§ Exercise instructions:
Go through the records and copy each line where the string "text" occurs.

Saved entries
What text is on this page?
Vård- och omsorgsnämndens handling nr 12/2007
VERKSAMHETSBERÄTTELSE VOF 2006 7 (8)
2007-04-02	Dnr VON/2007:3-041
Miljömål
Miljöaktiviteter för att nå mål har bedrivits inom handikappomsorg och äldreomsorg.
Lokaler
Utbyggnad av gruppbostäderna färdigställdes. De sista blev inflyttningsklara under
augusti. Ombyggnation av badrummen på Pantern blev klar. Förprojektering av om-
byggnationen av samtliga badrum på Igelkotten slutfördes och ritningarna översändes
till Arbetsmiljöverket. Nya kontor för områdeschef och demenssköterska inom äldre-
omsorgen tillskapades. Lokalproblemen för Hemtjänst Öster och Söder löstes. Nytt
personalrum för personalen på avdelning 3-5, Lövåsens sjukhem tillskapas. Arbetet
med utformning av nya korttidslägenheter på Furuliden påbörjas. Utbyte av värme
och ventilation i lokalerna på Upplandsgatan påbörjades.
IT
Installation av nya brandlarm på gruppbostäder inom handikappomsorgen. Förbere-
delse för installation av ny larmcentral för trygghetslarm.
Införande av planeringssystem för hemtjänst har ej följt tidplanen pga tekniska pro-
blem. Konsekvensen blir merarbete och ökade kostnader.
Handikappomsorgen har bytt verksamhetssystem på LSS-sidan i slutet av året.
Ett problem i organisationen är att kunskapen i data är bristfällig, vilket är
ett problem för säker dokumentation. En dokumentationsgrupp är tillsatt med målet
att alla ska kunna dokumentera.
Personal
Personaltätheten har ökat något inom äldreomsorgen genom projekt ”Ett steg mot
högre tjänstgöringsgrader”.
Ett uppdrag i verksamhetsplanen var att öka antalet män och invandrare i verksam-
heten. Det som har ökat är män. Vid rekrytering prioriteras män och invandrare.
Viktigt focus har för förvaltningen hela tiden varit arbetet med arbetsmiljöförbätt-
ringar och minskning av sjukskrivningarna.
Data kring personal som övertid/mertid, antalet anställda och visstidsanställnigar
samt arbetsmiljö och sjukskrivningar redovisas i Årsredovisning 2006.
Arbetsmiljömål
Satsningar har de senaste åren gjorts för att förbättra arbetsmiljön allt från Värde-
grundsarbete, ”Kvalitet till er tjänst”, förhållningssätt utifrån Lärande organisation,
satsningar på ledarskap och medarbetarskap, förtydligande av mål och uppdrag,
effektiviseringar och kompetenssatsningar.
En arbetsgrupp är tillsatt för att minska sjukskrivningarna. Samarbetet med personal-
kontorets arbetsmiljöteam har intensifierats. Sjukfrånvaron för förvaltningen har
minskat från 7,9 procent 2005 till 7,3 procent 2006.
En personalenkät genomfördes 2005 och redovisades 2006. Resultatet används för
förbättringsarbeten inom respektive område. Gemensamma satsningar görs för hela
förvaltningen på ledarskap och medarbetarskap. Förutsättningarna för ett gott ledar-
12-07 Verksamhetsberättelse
---
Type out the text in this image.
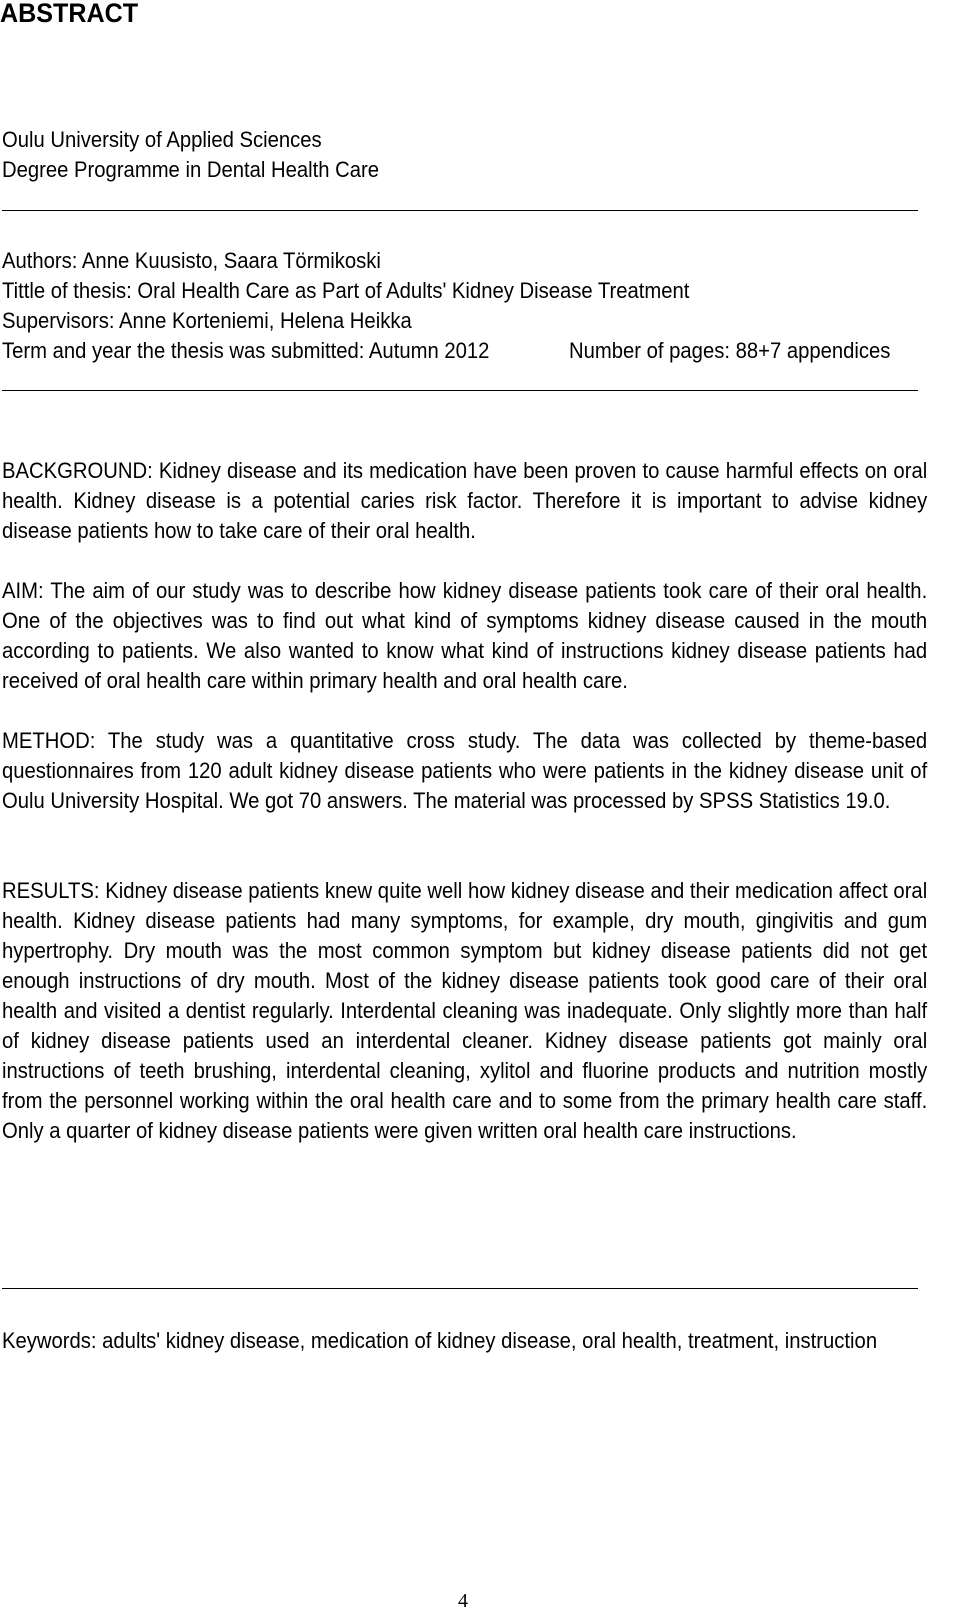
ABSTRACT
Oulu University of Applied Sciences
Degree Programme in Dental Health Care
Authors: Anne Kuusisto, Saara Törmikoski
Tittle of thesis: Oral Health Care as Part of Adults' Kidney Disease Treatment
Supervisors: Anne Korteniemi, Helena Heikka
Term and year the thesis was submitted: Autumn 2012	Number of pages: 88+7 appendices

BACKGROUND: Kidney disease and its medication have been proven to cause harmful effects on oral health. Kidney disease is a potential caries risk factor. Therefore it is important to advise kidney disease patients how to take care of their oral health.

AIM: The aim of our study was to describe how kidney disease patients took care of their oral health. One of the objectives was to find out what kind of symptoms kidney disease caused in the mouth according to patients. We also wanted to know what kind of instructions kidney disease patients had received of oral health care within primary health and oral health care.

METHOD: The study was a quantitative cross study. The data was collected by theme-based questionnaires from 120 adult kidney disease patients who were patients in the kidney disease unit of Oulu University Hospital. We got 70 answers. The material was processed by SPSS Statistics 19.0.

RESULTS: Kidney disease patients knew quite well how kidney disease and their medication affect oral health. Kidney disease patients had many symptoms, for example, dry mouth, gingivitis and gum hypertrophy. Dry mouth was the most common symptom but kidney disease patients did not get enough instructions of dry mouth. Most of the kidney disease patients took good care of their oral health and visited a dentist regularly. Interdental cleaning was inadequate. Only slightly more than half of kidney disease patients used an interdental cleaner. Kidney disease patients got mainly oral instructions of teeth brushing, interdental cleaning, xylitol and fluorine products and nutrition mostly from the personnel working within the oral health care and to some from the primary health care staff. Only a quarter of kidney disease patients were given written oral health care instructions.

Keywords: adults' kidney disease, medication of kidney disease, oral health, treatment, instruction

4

§ Result of the task:
What text is on this page?
Type out the text in this image.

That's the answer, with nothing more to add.